— Begin Supplied material —

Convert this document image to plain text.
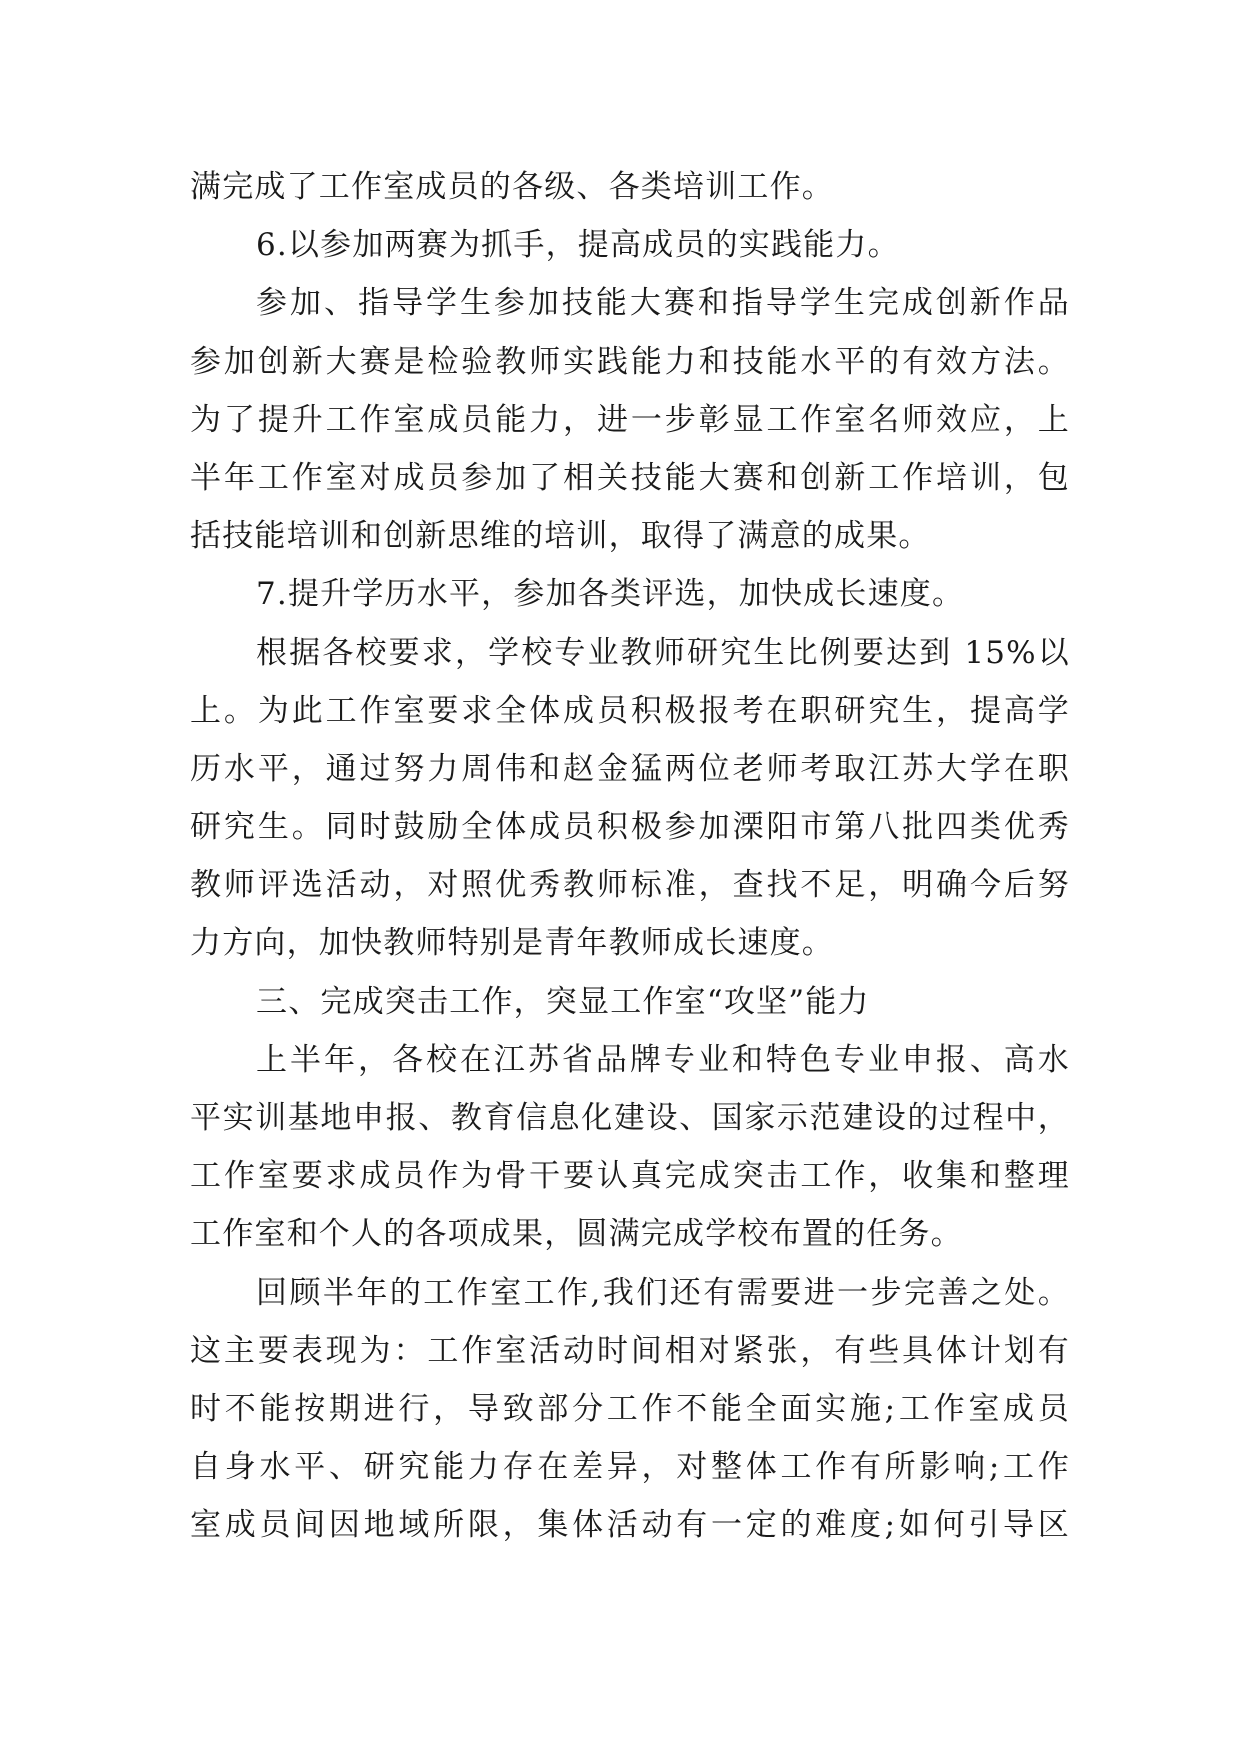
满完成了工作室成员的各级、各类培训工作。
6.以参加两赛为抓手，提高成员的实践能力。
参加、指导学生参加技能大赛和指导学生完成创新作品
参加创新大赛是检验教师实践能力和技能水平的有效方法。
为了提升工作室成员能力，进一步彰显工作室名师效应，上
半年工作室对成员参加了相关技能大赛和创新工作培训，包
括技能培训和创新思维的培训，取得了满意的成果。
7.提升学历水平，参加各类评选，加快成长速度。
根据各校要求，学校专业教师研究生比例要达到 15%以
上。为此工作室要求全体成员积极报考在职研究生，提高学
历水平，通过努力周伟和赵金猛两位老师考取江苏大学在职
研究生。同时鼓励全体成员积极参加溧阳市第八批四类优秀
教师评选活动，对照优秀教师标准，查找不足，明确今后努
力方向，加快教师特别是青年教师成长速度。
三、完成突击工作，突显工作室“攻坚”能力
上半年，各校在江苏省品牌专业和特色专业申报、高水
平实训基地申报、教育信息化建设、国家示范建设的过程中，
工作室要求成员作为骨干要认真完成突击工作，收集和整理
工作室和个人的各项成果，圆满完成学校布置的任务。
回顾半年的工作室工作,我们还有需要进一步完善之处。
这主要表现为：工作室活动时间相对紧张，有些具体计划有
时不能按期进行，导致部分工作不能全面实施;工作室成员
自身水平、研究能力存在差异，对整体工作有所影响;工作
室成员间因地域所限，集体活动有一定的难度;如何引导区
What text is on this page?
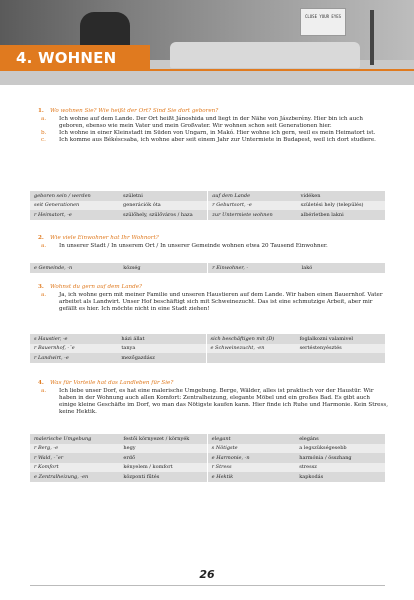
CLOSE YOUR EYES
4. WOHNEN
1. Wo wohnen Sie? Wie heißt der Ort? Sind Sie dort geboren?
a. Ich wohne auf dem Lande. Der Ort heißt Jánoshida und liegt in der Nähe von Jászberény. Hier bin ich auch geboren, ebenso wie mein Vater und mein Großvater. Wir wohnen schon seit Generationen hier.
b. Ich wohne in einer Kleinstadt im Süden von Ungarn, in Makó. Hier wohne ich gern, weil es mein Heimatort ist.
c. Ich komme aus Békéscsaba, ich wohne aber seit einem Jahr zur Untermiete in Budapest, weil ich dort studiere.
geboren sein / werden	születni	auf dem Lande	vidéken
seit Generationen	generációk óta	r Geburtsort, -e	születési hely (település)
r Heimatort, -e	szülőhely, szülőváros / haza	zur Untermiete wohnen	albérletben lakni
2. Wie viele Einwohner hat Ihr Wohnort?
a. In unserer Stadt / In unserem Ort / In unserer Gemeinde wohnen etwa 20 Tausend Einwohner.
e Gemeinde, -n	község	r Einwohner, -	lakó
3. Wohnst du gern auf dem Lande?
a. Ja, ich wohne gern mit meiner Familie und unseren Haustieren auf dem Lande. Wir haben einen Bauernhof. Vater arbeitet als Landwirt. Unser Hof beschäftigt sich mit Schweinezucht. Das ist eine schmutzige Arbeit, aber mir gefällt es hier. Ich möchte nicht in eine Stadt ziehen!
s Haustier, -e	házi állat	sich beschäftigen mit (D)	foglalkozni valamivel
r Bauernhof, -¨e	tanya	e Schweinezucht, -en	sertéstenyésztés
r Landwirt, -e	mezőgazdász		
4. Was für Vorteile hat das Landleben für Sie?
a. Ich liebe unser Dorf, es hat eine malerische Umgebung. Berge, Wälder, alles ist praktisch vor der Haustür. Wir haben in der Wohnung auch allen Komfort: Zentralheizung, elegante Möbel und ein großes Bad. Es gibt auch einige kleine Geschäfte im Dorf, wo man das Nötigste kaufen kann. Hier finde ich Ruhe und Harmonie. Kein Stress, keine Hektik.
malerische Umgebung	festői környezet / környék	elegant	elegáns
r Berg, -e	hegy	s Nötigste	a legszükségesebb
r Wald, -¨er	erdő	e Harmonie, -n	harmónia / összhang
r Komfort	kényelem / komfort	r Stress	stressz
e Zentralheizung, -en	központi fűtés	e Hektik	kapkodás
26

— End Supplied material —
— Begin Supplied material —

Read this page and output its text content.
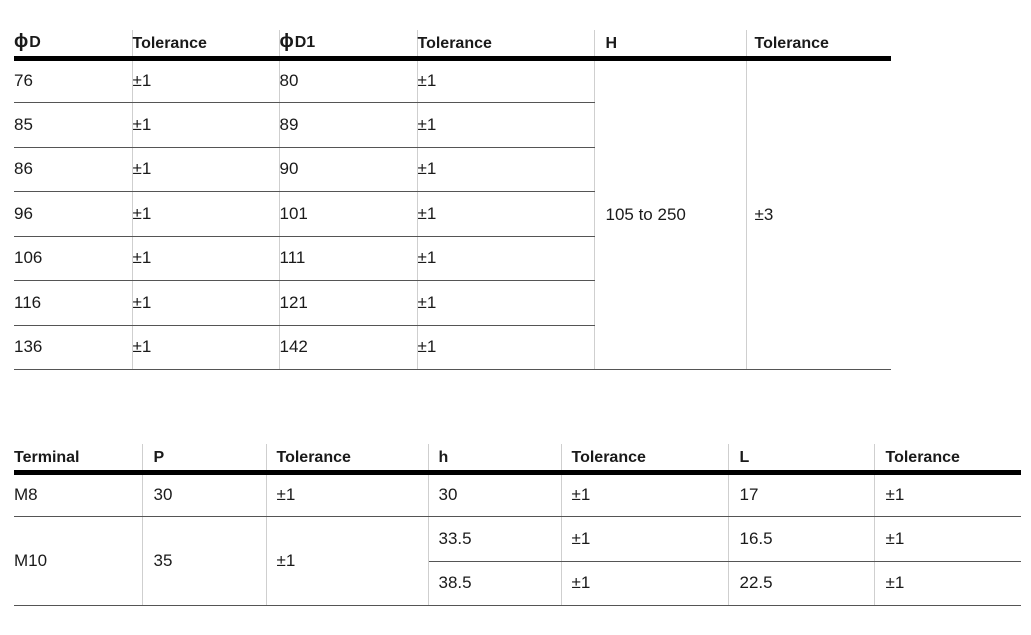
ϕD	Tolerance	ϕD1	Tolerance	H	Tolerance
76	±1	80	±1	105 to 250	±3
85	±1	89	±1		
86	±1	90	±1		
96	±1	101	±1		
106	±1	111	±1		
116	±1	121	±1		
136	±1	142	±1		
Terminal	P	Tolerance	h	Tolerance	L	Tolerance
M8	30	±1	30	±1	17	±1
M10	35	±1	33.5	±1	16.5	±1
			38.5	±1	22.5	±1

— End Supplied material —

## [To be done]
Make a list of all lines in the data that contain "Tolerance".

## [Answer to the exercise]
ϕD	Tolerance	ϕD1	Tolerance	H	Tolerance
Terminal	P	Tolerance	h	Tolerance	L	Tolerance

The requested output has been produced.